Nothing but the lines from the one containing "Output a JSON" through the end of the material should be restated, and each exactly.

▶ _The input_:
---+---
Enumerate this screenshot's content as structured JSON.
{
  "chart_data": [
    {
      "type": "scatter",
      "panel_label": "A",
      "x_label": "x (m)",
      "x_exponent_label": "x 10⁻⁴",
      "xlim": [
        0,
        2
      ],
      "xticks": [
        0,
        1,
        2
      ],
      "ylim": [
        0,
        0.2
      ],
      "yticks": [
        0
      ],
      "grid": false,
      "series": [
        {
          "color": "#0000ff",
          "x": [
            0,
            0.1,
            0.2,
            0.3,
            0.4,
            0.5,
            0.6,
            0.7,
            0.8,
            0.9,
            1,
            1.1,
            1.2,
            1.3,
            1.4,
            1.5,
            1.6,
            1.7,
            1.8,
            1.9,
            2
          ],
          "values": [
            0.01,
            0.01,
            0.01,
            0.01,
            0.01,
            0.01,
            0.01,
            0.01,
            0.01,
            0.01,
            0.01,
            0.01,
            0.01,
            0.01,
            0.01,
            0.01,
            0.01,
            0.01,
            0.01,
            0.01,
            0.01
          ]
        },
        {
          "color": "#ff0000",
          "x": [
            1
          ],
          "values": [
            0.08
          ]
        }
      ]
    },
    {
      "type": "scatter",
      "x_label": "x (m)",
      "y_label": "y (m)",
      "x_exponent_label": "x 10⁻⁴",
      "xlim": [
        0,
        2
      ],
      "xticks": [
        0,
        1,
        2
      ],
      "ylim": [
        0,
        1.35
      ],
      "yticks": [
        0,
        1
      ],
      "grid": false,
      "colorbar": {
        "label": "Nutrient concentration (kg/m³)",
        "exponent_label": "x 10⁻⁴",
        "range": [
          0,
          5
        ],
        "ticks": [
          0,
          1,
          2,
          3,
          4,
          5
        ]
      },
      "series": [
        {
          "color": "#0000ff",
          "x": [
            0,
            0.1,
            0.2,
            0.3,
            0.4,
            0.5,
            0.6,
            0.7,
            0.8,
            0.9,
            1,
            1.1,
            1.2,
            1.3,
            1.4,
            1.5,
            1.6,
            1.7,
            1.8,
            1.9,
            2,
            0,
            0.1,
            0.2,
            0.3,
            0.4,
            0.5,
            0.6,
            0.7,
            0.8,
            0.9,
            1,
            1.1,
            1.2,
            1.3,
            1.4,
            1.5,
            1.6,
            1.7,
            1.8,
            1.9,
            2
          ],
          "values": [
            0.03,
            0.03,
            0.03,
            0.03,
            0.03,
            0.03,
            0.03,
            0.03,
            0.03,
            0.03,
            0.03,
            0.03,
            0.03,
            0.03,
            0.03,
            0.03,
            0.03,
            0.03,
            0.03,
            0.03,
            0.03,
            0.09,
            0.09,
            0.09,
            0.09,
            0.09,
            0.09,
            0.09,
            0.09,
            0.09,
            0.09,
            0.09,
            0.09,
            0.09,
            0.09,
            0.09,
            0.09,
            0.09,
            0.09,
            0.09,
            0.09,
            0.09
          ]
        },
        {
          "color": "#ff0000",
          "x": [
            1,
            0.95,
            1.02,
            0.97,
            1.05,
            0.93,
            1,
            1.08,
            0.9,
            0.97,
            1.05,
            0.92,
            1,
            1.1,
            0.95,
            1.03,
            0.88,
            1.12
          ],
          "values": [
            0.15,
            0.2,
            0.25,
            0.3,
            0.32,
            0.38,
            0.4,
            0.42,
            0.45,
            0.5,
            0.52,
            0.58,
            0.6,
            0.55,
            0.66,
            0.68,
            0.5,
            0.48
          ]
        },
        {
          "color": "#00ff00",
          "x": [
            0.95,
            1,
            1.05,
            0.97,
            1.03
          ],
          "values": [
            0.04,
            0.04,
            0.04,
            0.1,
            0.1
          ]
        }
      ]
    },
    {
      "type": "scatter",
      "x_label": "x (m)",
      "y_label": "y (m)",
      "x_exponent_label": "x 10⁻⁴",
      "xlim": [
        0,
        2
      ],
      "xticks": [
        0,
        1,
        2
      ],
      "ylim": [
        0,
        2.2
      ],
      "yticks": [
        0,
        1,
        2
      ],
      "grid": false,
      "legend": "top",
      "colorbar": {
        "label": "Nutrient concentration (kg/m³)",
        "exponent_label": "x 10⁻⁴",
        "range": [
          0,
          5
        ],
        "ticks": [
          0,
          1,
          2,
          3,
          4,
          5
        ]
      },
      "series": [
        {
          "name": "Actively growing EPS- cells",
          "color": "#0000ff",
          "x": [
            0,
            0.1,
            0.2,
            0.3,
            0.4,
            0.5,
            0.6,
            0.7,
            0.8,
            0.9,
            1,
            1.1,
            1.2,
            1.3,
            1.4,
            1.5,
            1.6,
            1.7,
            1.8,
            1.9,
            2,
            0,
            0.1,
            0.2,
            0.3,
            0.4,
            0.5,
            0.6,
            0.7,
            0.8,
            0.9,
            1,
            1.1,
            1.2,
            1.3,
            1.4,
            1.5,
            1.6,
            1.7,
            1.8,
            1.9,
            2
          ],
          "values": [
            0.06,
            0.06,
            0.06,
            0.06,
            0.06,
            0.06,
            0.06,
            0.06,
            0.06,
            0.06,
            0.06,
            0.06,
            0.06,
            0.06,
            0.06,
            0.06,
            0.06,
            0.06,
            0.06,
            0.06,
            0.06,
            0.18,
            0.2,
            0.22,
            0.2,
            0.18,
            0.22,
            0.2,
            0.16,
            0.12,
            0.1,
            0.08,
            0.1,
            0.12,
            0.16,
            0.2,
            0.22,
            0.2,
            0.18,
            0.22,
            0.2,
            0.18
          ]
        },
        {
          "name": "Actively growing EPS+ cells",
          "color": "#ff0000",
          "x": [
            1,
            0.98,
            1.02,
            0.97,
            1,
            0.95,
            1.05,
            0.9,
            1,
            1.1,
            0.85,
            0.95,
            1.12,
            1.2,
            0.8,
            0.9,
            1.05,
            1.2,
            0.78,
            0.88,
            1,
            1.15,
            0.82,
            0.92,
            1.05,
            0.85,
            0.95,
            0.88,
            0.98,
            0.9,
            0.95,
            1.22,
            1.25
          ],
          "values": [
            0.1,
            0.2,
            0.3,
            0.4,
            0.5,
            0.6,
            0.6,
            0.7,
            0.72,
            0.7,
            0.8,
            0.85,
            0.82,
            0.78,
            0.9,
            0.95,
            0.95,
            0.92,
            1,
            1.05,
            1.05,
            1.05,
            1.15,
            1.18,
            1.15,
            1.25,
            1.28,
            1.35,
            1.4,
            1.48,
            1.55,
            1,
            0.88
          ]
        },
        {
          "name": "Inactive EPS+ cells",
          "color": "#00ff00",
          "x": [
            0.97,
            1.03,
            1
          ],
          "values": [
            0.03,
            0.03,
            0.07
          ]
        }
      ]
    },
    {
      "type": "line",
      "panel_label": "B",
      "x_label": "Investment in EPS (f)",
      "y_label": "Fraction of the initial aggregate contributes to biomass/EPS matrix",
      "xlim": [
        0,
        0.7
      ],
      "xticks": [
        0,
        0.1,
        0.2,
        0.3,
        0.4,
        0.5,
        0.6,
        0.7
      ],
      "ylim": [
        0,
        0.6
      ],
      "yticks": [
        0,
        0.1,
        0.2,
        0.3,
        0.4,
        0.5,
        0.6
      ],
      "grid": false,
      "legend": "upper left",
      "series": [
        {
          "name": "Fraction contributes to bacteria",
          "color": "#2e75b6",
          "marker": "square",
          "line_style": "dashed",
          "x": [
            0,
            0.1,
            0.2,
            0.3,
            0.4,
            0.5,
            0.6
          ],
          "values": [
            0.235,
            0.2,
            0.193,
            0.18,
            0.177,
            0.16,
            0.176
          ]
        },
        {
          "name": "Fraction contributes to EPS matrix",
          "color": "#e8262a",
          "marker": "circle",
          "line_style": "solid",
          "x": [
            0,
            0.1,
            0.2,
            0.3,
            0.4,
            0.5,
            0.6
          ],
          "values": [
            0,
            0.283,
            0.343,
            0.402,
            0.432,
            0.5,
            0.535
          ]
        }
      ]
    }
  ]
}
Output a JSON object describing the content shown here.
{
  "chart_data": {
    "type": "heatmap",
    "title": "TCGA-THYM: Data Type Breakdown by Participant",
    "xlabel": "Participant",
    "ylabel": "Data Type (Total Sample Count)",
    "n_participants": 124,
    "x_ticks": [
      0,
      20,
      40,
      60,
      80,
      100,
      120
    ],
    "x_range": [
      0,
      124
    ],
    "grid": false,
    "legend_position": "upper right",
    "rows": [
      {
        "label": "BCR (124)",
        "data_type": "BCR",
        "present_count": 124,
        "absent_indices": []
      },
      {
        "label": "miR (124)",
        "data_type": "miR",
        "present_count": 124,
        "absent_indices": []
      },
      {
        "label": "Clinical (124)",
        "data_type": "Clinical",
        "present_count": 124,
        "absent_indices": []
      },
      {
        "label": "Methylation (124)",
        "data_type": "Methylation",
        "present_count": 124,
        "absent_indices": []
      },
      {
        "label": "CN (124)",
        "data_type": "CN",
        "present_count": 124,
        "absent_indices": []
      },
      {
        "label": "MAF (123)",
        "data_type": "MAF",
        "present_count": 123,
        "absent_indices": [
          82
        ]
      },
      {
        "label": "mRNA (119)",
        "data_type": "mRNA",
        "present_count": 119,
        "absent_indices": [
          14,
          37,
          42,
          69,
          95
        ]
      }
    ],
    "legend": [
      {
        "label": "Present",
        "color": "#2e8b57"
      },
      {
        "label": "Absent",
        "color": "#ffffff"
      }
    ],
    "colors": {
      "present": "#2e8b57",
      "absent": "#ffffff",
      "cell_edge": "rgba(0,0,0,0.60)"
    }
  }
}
---+---
▶ _Response to this task_:
Output a JSON object describing the content shown here.
{
  "chart_data": {
    "type": "heatmap",
    "title": "TCGA-THYM: Data Type Breakdown by Participant",
    "xlabel": "Participant",
    "ylabel": "Data Type (Total Sample Count)",
    "n_participants": 124,
    "x_ticks": [
      0,
      20,
      40,
      60,
      80,
      100,
      120
    ],
    "x_range": [
      0,
      124
    ],
    "grid": false,
    "legend_position": "upper right",
    "rows": [
      {
        "label": "BCR (124)",
        "data_type": "BCR",
        "present_count": 124,
        "absent_indices": []
      },
      {
        "label": "miR (124)",
        "data_type": "miR",
        "present_count": 124,
        "absent_indices": []
      },
      {
        "label": "Clinical (124)",
        "data_type": "Clinical",
        "present_count": 124,
        "absent_indices": []
      },
      {
        "label": "Methylation (124)",
        "data_type": "Methylation",
        "present_count": 124,
        "absent_indices": []
      },
      {
        "label": "CN (124)",
        "data_type": "CN",
        "present_count": 124,
        "absent_indices": []
      },
      {
        "label": "MAF (123)",
        "data_type": "MAF",
        "present_count": 123,
        "absent_indices": [
          82
        ]
      },
      {
        "label": "mRNA (119)",
        "data_type": "mRNA",
        "present_count": 119,
        "absent_indices": [
          14,
          37,
          42,
          69,
          95
        ]
      }
    ],
    "legend": [
      {
        "label": "Present",
        "color": "#2e8b57"
      },
      {
        "label": "Absent",
        "color": "#ffffff"
      }
    ],
    "colors": {
      "present": "#2e8b57",
      "absent": "#ffffff",
      "cell_edge": "rgba(0,0,0,0.60)"
    }
  }
}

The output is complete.